(Given request): Can the data below be set down again exactly, line for line?

(Records shown):
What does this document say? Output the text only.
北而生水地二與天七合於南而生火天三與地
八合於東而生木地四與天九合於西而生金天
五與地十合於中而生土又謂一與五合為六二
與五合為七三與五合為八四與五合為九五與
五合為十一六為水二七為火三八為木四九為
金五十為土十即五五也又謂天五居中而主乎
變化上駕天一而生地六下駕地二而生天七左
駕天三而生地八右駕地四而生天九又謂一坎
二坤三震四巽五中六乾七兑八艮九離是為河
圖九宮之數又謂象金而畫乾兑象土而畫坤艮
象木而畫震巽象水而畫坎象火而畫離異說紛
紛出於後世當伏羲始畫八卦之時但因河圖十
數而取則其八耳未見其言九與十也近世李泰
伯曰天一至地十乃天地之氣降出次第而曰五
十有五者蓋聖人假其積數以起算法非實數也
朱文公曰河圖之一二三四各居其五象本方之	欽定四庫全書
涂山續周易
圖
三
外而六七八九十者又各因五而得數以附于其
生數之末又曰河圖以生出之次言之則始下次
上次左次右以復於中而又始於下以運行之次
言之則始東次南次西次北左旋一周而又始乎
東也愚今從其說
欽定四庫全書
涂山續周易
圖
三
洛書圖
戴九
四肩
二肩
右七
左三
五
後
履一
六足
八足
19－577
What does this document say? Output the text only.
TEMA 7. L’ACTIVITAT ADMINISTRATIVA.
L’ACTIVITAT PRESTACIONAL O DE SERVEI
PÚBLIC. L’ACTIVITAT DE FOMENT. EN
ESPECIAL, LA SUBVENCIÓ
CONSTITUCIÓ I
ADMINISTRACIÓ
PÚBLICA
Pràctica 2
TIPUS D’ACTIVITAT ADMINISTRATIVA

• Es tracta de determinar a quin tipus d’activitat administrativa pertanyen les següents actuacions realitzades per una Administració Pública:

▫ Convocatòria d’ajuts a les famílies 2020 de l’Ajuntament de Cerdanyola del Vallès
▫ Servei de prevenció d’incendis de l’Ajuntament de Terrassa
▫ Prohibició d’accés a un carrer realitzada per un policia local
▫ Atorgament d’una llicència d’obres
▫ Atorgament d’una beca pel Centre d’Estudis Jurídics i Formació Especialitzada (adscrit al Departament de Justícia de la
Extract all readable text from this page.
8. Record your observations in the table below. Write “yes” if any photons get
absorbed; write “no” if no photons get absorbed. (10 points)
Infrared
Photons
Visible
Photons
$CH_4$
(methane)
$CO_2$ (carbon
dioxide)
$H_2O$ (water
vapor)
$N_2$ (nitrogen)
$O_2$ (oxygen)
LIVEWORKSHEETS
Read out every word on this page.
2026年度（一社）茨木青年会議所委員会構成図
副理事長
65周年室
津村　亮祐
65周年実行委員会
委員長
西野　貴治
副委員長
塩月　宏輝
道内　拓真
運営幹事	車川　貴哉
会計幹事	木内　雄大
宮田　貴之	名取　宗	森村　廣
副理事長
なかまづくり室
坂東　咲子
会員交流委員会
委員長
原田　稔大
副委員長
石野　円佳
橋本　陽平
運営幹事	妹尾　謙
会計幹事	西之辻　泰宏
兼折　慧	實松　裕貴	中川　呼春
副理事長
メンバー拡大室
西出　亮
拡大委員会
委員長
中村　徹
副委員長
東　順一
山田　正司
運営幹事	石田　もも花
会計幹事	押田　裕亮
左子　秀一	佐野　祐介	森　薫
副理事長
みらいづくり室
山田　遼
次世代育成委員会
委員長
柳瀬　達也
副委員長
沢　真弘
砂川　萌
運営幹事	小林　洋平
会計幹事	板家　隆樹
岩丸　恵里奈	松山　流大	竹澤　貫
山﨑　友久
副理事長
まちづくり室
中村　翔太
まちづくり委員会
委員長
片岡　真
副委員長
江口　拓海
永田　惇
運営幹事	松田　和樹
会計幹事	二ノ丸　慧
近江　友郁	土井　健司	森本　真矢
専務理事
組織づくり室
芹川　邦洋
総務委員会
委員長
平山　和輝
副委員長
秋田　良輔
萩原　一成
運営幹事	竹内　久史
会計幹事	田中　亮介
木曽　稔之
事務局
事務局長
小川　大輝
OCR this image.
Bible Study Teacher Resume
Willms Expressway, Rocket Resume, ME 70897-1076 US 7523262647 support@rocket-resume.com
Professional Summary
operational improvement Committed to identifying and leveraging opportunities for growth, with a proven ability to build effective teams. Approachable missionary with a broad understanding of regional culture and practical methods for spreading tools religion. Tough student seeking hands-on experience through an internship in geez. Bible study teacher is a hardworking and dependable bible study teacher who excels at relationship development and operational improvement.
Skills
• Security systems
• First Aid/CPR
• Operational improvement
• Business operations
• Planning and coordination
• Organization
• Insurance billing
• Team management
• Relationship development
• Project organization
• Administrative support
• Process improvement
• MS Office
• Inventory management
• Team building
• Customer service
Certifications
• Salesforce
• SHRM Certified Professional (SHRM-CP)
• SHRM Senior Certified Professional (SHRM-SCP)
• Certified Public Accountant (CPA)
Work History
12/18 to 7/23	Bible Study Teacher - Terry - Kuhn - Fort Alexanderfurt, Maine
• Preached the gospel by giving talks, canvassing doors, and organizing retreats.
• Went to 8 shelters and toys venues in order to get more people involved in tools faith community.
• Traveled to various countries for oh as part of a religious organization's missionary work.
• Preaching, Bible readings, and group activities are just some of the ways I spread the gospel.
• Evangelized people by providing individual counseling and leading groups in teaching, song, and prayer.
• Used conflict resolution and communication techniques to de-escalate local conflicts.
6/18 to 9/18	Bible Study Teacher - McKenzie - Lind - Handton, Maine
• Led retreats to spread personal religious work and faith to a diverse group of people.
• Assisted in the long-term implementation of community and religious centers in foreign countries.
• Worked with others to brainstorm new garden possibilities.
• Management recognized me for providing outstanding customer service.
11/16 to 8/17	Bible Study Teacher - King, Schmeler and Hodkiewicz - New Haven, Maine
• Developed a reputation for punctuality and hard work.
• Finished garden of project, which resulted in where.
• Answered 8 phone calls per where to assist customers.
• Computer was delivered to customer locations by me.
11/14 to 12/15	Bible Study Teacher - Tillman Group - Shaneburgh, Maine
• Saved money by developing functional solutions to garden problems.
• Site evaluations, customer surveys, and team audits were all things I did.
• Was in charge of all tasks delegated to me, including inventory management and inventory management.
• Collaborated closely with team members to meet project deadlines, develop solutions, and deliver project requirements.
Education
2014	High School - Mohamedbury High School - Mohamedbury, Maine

(Full response):
What does this document say? Output the text only.
北而生水地二與天七合於南而生火天三與地
八合於東而生木地四與天九合於西而生金天
五與地十合於中而生土又謂一與五合為六二
與五合為七三與五合為八四與五合為九五與
五合為十一六為水二七為火三八為木四九為
金五十為土十即五五也又謂天五居中而主乎
變化上駕天一而生地六下駕地二而生天七左
駕天三而生地八右駕地四而生天九又謂一坎
二坤三震四巽五中六乾七兑八艮九離是為河
圖九宮之數又謂象金而畫乾兑象土而畫坤艮
象木而畫震巽象水而畫坎象火而畫離異說紛
紛出於後世當伏羲始畫八卦之時但因河圖十
數而取則其八耳未見其言九與十也近世李泰
伯曰天一至地十乃天地之氣降出次第而曰五
十有五者蓋聖人假其積數以起算法非實數也
朱文公曰河圖之一二三四各居其五象本方之	欽定四庫全書
涂山續周易
圖
三
外而六七八九十者又各因五而得數以附于其
生數之末又曰河圖以生出之次言之則始下次
上次左次右以復於中而又始於下以運行之次
言之則始東次南次西次北左旋一周而又始乎
東也愚今從其說
欽定四庫全書
涂山續周易
圖
三
洛書圖
戴九
四肩
二肩
右七
左三
五
後
履一
六足
八足
19－577
What does this document say? Output the text only.
TEMA 7. L’ACTIVITAT ADMINISTRATIVA.
L’ACTIVITAT PRESTACIONAL O DE SERVEI
PÚBLIC. L’ACTIVITAT DE FOMENT. EN
ESPECIAL, LA SUBVENCIÓ
CONSTITUCIÓ I
ADMINISTRACIÓ
PÚBLICA
Pràctica 2
TIPUS D’ACTIVITAT ADMINISTRATIVA

• Es tracta de determinar a quin tipus d’activitat administrativa pertanyen les següents actuacions realitzades per una Administració Pública:

▫ Convocatòria d’ajuts a les famílies 2020 de l’Ajuntament de Cerdanyola del Vallès
▫ Servei de prevenció d’incendis de l’Ajuntament de Terrassa
▫ Prohibició d’accés a un carrer realitzada per un policia local
▫ Atorgament d’una llicència d’obres
▫ Atorgament d’una beca pel Centre d’Estudis Jurídics i Formació Especialitzada (adscrit al Departament de Justícia de la
Extract all readable text from this page.
8. Record your observations in the table below. Write “yes” if any photons get
absorbed; write “no” if no photons get absorbed. (10 points)
Infrared
Photons
Visible
Photons
$CH_4$
(methane)
$CO_2$ (carbon
dioxide)
$H_2O$ (water
vapor)
$N_2$ (nitrogen)
$O_2$ (oxygen)
LIVEWORKSHEETS
Read out every word on this page.
2026年度（一社）茨木青年会議所委員会構成図
副理事長
65周年室
津村　亮祐
65周年実行委員会
委員長
西野　貴治
副委員長
塩月　宏輝
道内　拓真
運営幹事	車川　貴哉
会計幹事	木内　雄大
宮田　貴之	名取　宗	森村　廣
副理事長
なかまづくり室
坂東　咲子
会員交流委員会
委員長
原田　稔大
副委員長
石野　円佳
橋本　陽平
運営幹事	妹尾　謙
会計幹事	西之辻　泰宏
兼折　慧	實松　裕貴	中川　呼春
副理事長
メンバー拡大室
西出　亮
拡大委員会
委員長
中村　徹
副委員長
東　順一
山田　正司
運営幹事	石田　もも花
会計幹事	押田　裕亮
左子　秀一	佐野　祐介	森　薫
副理事長
みらいづくり室
山田　遼
次世代育成委員会
委員長
柳瀬　達也
副委員長
沢　真弘
砂川　萌
運営幹事	小林　洋平
会計幹事	板家　隆樹
岩丸　恵里奈	松山　流大	竹澤　貫
山﨑　友久
副理事長
まちづくり室
中村　翔太
まちづくり委員会
委員長
片岡　真
副委員長
江口　拓海
永田　惇
運営幹事	松田　和樹
会計幹事	二ノ丸　慧
近江　友郁	土井　健司	森本　真矢
専務理事
組織づくり室
芹川　邦洋
総務委員会
委員長
平山　和輝
副委員長
秋田　良輔
萩原　一成
運営幹事	竹内　久史
会計幹事	田中　亮介
木曽　稔之
事務局
事務局長
小川　大輝
OCR this image.
Bible Study Teacher Resume
Willms Expressway, Rocket Resume, ME 70897-1076 US 7523262647 support@rocket-resume.com
Professional Summary
operational improvement Committed to identifying and leveraging opportunities for growth, with a proven ability to build effective teams. Approachable missionary with a broad understanding of regional culture and practical methods for spreading tools religion. Tough student seeking hands-on experience through an internship in geez. Bible study teacher is a hardworking and dependable bible study teacher who excels at relationship development and operational improvement.
Skills
• Security systems
• First Aid/CPR
• Operational improvement
• Business operations
• Planning and coordination
• Organization
• Insurance billing
• Team management
• Relationship development
• Project organization
• Administrative support
• Process improvement
• MS Office
• Inventory management
• Team building
• Customer service
Certifications
• Salesforce
• SHRM Certified Professional (SHRM-CP)
• SHRM Senior Certified Professional (SHRM-SCP)
• Certified Public Accountant (CPA)
Work History
12/18 to 7/23	Bible Study Teacher - Terry - Kuhn - Fort Alexanderfurt, Maine
• Preached the gospel by giving talks, canvassing doors, and organizing retreats.
• Went to 8 shelters and toys venues in order to get more people involved in tools faith community.
• Traveled to various countries for oh as part of a religious organization's missionary work.
• Preaching, Bible readings, and group activities are just some of the ways I spread the gospel.
• Evangelized people by providing individual counseling and leading groups in teaching, song, and prayer.
• Used conflict resolution and communication techniques to de-escalate local conflicts.
6/18 to 9/18	Bible Study Teacher - McKenzie - Lind - Handton, Maine
• Led retreats to spread personal religious work and faith to a diverse group of people.
• Assisted in the long-term implementation of community and religious centers in foreign countries.
• Worked with others to brainstorm new garden possibilities.
• Management recognized me for providing outstanding customer service.
11/16 to 8/17	Bible Study Teacher - King, Schmeler and Hodkiewicz - New Haven, Maine
• Developed a reputation for punctuality and hard work.
• Finished garden of project, which resulted in where.
• Answered 8 phone calls per where to assist customers.
• Computer was delivered to customer locations by me.
11/14 to 12/15	Bible Study Teacher - Tillman Group - Shaneburgh, Maine
• Saved money by developing functional solutions to garden problems.
• Site evaluations, customer surveys, and team audits were all things I did.
• Was in charge of all tasks delegated to me, including inventory management and inventory management.
• Collaborated closely with team members to meet project deadlines, develop solutions, and deliver project requirements.
Education
2014	High School - Mohamedbury High School - Mohamedbury, Maine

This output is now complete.